Figure record listings
──────────────────────────────

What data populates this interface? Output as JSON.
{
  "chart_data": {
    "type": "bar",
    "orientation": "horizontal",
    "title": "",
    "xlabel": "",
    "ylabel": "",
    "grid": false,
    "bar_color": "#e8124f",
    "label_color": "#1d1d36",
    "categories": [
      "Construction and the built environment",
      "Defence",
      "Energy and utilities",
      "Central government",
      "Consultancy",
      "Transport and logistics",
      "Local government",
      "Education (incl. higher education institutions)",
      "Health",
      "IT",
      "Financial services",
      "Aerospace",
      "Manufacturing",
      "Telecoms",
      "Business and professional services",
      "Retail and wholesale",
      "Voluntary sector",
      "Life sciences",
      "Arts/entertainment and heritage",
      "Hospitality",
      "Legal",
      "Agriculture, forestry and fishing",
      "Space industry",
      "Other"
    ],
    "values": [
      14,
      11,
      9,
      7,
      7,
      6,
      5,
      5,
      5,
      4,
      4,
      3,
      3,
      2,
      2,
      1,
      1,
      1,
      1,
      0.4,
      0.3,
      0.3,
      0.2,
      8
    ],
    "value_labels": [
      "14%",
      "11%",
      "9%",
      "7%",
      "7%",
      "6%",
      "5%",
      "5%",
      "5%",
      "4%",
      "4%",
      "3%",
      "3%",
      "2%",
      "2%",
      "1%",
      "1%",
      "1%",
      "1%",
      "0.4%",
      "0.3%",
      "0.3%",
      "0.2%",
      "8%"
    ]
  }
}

──────────────────────────────

Repeat the records above exactly, leaving none out.

Response |
What data populates this interface? Output as JSON.
{
  "chart_data": {
    "type": "bar",
    "orientation": "horizontal",
    "title": "",
    "xlabel": "",
    "ylabel": "",
    "grid": false,
    "bar_color": "#e8124f",
    "label_color": "#1d1d36",
    "categories": [
      "Construction and the built environment",
      "Defence",
      "Energy and utilities",
      "Central government",
      "Consultancy",
      "Transport and logistics",
      "Local government",
      "Education (incl. higher education institutions)",
      "Health",
      "IT",
      "Financial services",
      "Aerospace",
      "Manufacturing",
      "Telecoms",
      "Business and professional services",
      "Retail and wholesale",
      "Voluntary sector",
      "Life sciences",
      "Arts/entertainment and heritage",
      "Hospitality",
      "Legal",
      "Agriculture, forestry and fishing",
      "Space industry",
      "Other"
    ],
    "values": [
      14,
      11,
      9,
      7,
      7,
      6,
      5,
      5,
      5,
      4,
      4,
      3,
      3,
      2,
      2,
      1,
      1,
      1,
      1,
      0.4,
      0.3,
      0.3,
      0.2,
      8
    ],
    "value_labels": [
      "14%",
      "11%",
      "9%",
      "7%",
      "7%",
      "6%",
      "5%",
      "5%",
      "5%",
      "4%",
      "4%",
      "3%",
      "3%",
      "2%",
      "2%",
      "1%",
      "1%",
      "1%",
      "1%",
      "0.4%",
      "0.3%",
      "0.3%",
      "0.2%",
      "8%"
    ]
  }
}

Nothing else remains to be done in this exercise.